What the task asks: Extract all of the rows below and reproduce each line without any alteration.

Stored items:
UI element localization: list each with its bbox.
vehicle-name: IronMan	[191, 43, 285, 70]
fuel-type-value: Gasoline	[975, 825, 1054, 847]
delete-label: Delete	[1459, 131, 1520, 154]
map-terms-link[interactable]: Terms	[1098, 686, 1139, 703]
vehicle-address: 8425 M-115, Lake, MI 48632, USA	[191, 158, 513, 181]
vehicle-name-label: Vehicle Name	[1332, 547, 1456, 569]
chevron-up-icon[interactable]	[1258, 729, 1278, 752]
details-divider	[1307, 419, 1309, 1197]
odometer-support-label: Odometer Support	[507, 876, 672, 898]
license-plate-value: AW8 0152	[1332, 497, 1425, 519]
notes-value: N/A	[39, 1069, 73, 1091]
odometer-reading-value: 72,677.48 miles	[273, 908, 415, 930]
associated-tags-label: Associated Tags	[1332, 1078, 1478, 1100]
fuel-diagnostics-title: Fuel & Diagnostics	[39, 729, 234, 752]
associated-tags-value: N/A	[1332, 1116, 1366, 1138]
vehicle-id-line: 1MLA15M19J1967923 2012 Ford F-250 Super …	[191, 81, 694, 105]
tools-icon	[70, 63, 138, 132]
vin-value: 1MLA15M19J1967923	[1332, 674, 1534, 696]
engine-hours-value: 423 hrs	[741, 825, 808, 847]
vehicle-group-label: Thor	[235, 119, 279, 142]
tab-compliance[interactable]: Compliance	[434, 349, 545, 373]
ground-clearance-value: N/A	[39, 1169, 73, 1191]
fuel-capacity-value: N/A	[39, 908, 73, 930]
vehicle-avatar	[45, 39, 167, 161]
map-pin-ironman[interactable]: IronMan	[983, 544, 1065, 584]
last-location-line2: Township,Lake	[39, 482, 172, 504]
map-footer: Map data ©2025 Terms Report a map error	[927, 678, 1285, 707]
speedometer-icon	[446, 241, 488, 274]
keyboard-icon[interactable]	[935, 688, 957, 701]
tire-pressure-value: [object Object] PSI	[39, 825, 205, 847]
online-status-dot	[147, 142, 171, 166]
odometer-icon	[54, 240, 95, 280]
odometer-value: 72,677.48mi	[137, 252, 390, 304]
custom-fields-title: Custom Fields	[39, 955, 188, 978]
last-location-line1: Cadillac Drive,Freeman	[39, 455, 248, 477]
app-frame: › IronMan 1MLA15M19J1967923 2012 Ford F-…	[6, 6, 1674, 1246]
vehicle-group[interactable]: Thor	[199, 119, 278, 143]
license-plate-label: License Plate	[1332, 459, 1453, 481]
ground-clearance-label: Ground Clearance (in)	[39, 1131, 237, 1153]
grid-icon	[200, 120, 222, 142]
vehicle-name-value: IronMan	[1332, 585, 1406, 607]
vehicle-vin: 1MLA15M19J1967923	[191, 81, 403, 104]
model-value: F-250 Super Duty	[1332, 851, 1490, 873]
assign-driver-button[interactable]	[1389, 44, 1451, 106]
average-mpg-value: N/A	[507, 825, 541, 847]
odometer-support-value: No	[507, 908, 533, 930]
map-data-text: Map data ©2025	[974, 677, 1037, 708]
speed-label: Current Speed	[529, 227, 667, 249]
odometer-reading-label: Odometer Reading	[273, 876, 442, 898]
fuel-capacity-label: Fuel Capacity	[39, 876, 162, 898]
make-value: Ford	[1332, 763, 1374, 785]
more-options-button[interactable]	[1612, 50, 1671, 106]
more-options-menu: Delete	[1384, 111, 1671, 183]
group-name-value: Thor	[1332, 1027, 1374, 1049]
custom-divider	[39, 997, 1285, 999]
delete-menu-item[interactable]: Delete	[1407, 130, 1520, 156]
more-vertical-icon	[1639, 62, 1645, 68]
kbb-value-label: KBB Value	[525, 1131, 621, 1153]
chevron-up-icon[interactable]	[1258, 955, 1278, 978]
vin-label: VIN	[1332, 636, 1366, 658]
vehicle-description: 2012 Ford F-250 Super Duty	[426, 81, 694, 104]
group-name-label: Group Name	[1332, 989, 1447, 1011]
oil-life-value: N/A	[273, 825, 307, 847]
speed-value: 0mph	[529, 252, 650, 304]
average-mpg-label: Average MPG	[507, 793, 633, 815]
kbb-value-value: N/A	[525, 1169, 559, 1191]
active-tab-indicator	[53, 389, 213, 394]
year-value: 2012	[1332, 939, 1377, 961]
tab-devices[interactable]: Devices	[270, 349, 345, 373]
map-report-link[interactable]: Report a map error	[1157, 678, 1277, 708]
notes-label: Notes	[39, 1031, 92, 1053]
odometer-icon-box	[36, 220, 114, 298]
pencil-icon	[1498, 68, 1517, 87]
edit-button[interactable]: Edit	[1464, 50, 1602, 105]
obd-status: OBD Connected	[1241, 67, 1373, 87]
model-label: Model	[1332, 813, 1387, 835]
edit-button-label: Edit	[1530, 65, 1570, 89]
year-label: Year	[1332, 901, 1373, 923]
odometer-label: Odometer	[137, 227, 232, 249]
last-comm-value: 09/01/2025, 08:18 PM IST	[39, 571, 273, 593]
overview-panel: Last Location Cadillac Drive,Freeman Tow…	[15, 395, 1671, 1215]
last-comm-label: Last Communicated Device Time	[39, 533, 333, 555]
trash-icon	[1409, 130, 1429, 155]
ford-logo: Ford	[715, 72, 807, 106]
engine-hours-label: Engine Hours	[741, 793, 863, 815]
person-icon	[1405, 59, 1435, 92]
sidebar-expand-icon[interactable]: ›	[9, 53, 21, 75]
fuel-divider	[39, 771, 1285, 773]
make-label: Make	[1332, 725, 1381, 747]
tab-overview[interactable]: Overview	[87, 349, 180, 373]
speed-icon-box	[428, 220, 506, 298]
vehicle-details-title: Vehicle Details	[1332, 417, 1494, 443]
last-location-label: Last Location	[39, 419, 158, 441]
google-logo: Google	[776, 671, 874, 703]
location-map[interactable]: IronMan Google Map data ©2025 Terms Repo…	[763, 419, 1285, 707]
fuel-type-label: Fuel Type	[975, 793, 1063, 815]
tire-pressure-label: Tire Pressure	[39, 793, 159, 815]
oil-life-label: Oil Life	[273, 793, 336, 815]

Task response:
UI element localization: list each with its bbox.
vehicle-name: IronMan	[191, 43, 285, 70]
fuel-type-value: Gasoline	[975, 825, 1054, 847]
delete-label: Delete	[1459, 131, 1520, 154]
map-terms-link[interactable]: Terms	[1098, 686, 1139, 703]
vehicle-address: 8425 M-115, Lake, MI 48632, USA	[191, 158, 513, 181]
vehicle-name-label: Vehicle Name	[1332, 547, 1456, 569]
chevron-up-icon[interactable]	[1258, 729, 1278, 752]
details-divider	[1307, 419, 1309, 1197]
odometer-support-label: Odometer Support	[507, 876, 672, 898]
license-plate-value: AW8 0152	[1332, 497, 1425, 519]
notes-value: N/A	[39, 1069, 73, 1091]
odometer-reading-value: 72,677.48 miles	[273, 908, 415, 930]
associated-tags-label: Associated Tags	[1332, 1078, 1478, 1100]
fuel-diagnostics-title: Fuel & Diagnostics	[39, 729, 234, 752]
associated-tags-value: N/A	[1332, 1116, 1366, 1138]
vehicle-id-line: 1MLA15M19J1967923 2012 Ford F-250 Super …	[191, 81, 694, 105]
tools-icon	[70, 63, 138, 132]
vin-value: 1MLA15M19J1967923	[1332, 674, 1534, 696]
engine-hours-value: 423 hrs	[741, 825, 808, 847]
vehicle-group-label: Thor	[235, 119, 279, 142]
tab-compliance[interactable]: Compliance	[434, 349, 545, 373]
ground-clearance-value: N/A	[39, 1169, 73, 1191]
fuel-capacity-value: N/A	[39, 908, 73, 930]
vehicle-avatar	[45, 39, 167, 161]
map-pin-ironman[interactable]: IronMan	[983, 544, 1065, 584]
last-location-line2: Township,Lake	[39, 482, 172, 504]
map-footer: Map data ©2025 Terms Report a map error	[927, 678, 1285, 707]
speedometer-icon	[446, 241, 488, 274]
keyboard-icon[interactable]	[935, 688, 957, 701]
tire-pressure-value: [object Object] PSI	[39, 825, 205, 847]
online-status-dot	[147, 142, 171, 166]
odometer-icon	[54, 240, 95, 280]
odometer-value: 72,677.48mi	[137, 252, 390, 304]
custom-fields-title: Custom Fields	[39, 955, 188, 978]
last-location-line1: Cadillac Drive,Freeman	[39, 455, 248, 477]
app-frame: › IronMan 1MLA15M19J1967923 2012 Ford F-…	[6, 6, 1674, 1246]
vehicle-group[interactable]: Thor	[199, 119, 278, 143]
license-plate-label: License Plate	[1332, 459, 1453, 481]
ground-clearance-label: Ground Clearance (in)	[39, 1131, 237, 1153]
grid-icon	[200, 120, 222, 142]
vehicle-name-value: IronMan	[1332, 585, 1406, 607]
vehicle-vin: 1MLA15M19J1967923	[191, 81, 403, 104]
model-value: F-250 Super Duty	[1332, 851, 1490, 873]
assign-driver-button[interactable]	[1389, 44, 1451, 106]
average-mpg-value: N/A	[507, 825, 541, 847]
odometer-support-value: No	[507, 908, 533, 930]
map-data-text: Map data ©2025	[974, 677, 1037, 708]
speed-label: Current Speed	[529, 227, 667, 249]
odometer-reading-label: Odometer Reading	[273, 876, 442, 898]
fuel-capacity-label: Fuel Capacity	[39, 876, 162, 898]
make-value: Ford	[1332, 763, 1374, 785]
more-options-button[interactable]	[1612, 50, 1671, 106]
more-options-menu: Delete	[1384, 111, 1671, 183]
group-name-value: Thor	[1332, 1027, 1374, 1049]
custom-divider	[39, 997, 1285, 999]
delete-menu-item[interactable]: Delete	[1407, 130, 1520, 156]
more-vertical-icon	[1639, 62, 1645, 68]
kbb-value-label: KBB Value	[525, 1131, 621, 1153]
chevron-up-icon[interactable]	[1258, 955, 1278, 978]
vin-label: VIN	[1332, 636, 1366, 658]
vehicle-description: 2012 Ford F-250 Super Duty	[426, 81, 694, 104]
group-name-label: Group Name	[1332, 989, 1447, 1011]
oil-life-value: N/A	[273, 825, 307, 847]
speed-value: 0mph	[529, 252, 650, 304]
average-mpg-label: Average MPG	[507, 793, 633, 815]
kbb-value-value: N/A	[525, 1169, 559, 1191]
active-tab-indicator	[53, 389, 213, 394]
year-value: 2012	[1332, 939, 1377, 961]
tab-devices[interactable]: Devices	[270, 349, 345, 373]
map-report-link[interactable]: Report a map error	[1157, 678, 1277, 708]
notes-label: Notes	[39, 1031, 92, 1053]
odometer-icon-box	[36, 220, 114, 298]
pencil-icon	[1498, 68, 1517, 87]
edit-button[interactable]: Edit	[1464, 50, 1602, 105]
obd-status: OBD Connected	[1241, 67, 1373, 87]
model-label: Model	[1332, 813, 1387, 835]
edit-button-label: Edit	[1530, 65, 1570, 89]
year-label: Year	[1332, 901, 1373, 923]
odometer-label: Odometer	[137, 227, 232, 249]
last-comm-value: 09/01/2025, 08:18 PM IST	[39, 571, 273, 593]
overview-panel: Last Location Cadillac Drive,Freeman Tow…	[15, 395, 1671, 1215]
last-comm-label: Last Communicated Device Time	[39, 533, 333, 555]
trash-icon	[1409, 130, 1429, 155]
ford-logo: Ford	[715, 72, 807, 106]
engine-hours-label: Engine Hours	[741, 793, 863, 815]
person-icon	[1405, 59, 1435, 92]
sidebar-expand-icon[interactable]: ›	[9, 53, 21, 75]
fuel-divider	[39, 771, 1285, 773]
make-label: Make	[1332, 725, 1381, 747]
tab-overview[interactable]: Overview	[87, 349, 180, 373]
speed-icon-box	[428, 220, 506, 298]
vehicle-details-title: Vehicle Details	[1332, 417, 1494, 443]
last-location-label: Last Location	[39, 419, 158, 441]
google-logo: Google	[776, 671, 874, 703]
location-map[interactable]: IronMan Google Map data ©2025 Terms Repo…	[763, 419, 1285, 707]
fuel-type-label: Fuel Type	[975, 793, 1063, 815]
tire-pressure-label: Tire Pressure	[39, 793, 159, 815]
oil-life-label: Oil Life	[273, 793, 336, 815]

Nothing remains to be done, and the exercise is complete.